Copy every line of the records below word for word, omitting the pictures.

# START OF The data

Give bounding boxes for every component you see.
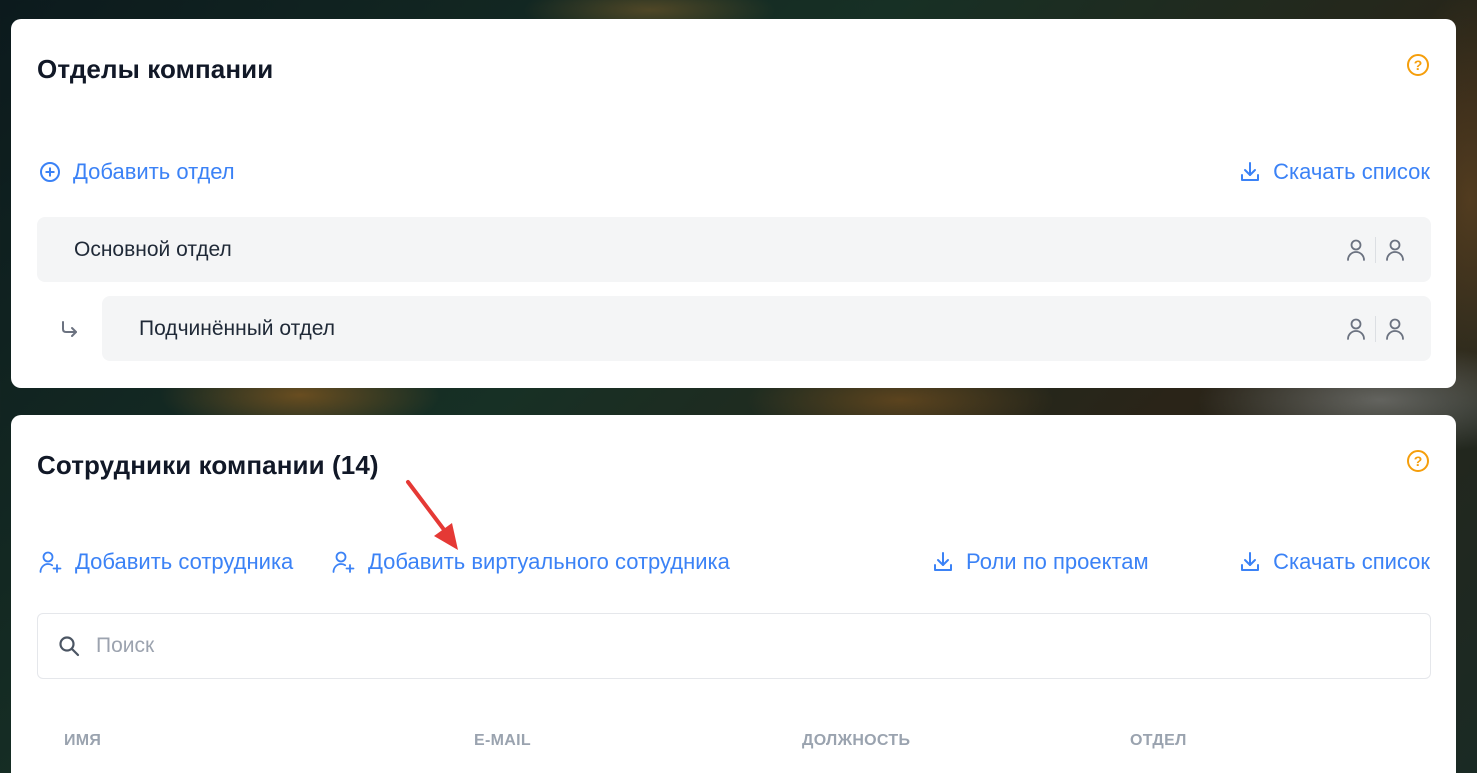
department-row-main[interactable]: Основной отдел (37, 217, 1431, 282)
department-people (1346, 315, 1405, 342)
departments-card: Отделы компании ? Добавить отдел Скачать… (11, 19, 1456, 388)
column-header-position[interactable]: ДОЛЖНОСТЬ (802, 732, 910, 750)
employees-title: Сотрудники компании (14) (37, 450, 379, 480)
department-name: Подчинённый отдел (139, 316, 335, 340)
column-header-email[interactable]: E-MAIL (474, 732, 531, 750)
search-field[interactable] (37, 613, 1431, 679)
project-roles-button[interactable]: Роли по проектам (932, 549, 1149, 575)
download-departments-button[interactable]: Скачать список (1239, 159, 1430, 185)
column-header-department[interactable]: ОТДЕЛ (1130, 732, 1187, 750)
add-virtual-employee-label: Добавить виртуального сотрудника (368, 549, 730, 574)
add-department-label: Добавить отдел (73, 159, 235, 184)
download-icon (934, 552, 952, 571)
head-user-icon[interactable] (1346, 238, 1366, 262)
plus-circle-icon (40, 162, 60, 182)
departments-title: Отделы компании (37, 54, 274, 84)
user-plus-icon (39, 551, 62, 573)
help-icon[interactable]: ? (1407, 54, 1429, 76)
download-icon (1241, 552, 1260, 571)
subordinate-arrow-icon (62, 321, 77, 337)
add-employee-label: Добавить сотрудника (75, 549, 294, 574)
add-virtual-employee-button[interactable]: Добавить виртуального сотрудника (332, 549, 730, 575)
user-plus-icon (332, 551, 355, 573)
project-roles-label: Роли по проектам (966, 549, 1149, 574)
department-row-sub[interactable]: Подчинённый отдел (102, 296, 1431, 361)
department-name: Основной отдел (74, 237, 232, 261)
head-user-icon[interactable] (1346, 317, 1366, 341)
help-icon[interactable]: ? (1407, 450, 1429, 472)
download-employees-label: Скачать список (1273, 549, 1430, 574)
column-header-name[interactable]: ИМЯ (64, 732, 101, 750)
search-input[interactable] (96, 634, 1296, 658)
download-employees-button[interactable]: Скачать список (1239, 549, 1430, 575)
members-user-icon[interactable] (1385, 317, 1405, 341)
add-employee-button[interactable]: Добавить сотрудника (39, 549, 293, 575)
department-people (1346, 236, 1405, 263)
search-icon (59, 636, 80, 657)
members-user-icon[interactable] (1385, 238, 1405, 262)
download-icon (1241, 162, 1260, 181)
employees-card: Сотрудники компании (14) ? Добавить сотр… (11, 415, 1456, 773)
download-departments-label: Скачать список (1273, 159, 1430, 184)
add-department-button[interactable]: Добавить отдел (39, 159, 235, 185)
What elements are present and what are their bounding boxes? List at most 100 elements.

# END OF The data

### Result of the exercise
Give bounding boxes for every component you see.
department-row-main[interactable]: Основной отдел (37, 217, 1431, 282)
department-people (1346, 315, 1405, 342)
departments-card: Отделы компании ? Добавить отдел Скачать… (11, 19, 1456, 388)
column-header-position[interactable]: ДОЛЖНОСТЬ (802, 732, 910, 750)
employees-title: Сотрудники компании (14) (37, 450, 379, 480)
department-name: Подчинённый отдел (139, 316, 335, 340)
column-header-email[interactable]: E-MAIL (474, 732, 531, 750)
search-field[interactable] (37, 613, 1431, 679)
project-roles-button[interactable]: Роли по проектам (932, 549, 1149, 575)
download-departments-button[interactable]: Скачать список (1239, 159, 1430, 185)
column-header-department[interactable]: ОТДЕЛ (1130, 732, 1187, 750)
add-virtual-employee-label: Добавить виртуального сотрудника (368, 549, 730, 574)
add-department-label: Добавить отдел (73, 159, 235, 184)
download-icon (934, 552, 952, 571)
head-user-icon[interactable] (1346, 238, 1366, 262)
plus-circle-icon (40, 162, 60, 182)
departments-title: Отделы компании (37, 54, 274, 84)
user-plus-icon (39, 551, 62, 573)
help-icon[interactable]: ? (1407, 54, 1429, 76)
download-icon (1241, 552, 1260, 571)
subordinate-arrow-icon (62, 321, 77, 337)
add-employee-label: Добавить сотрудника (75, 549, 294, 574)
add-virtual-employee-button[interactable]: Добавить виртуального сотрудника (332, 549, 730, 575)
user-plus-icon (332, 551, 355, 573)
project-roles-label: Роли по проектам (966, 549, 1149, 574)
department-row-sub[interactable]: Подчинённый отдел (102, 296, 1431, 361)
department-name: Основной отдел (74, 237, 232, 261)
head-user-icon[interactable] (1346, 317, 1366, 341)
help-icon[interactable]: ? (1407, 450, 1429, 472)
download-employees-label: Скачать список (1273, 549, 1430, 574)
column-header-name[interactable]: ИМЯ (64, 732, 101, 750)
search-input[interactable] (96, 634, 1296, 658)
download-employees-button[interactable]: Скачать список (1239, 549, 1430, 575)
members-user-icon[interactable] (1385, 317, 1405, 341)
add-employee-button[interactable]: Добавить сотрудника (39, 549, 293, 575)
department-people (1346, 236, 1405, 263)
search-icon (59, 636, 80, 657)
members-user-icon[interactable] (1385, 238, 1405, 262)
download-icon (1241, 162, 1260, 181)
employees-card: Сотрудники компании (14) ? Добавить сотр… (11, 415, 1456, 773)
download-departments-label: Скачать список (1273, 159, 1430, 184)
add-department-button[interactable]: Добавить отдел (39, 159, 235, 185)
What elements are present and what are their bounding boxes? List at most 100 elements.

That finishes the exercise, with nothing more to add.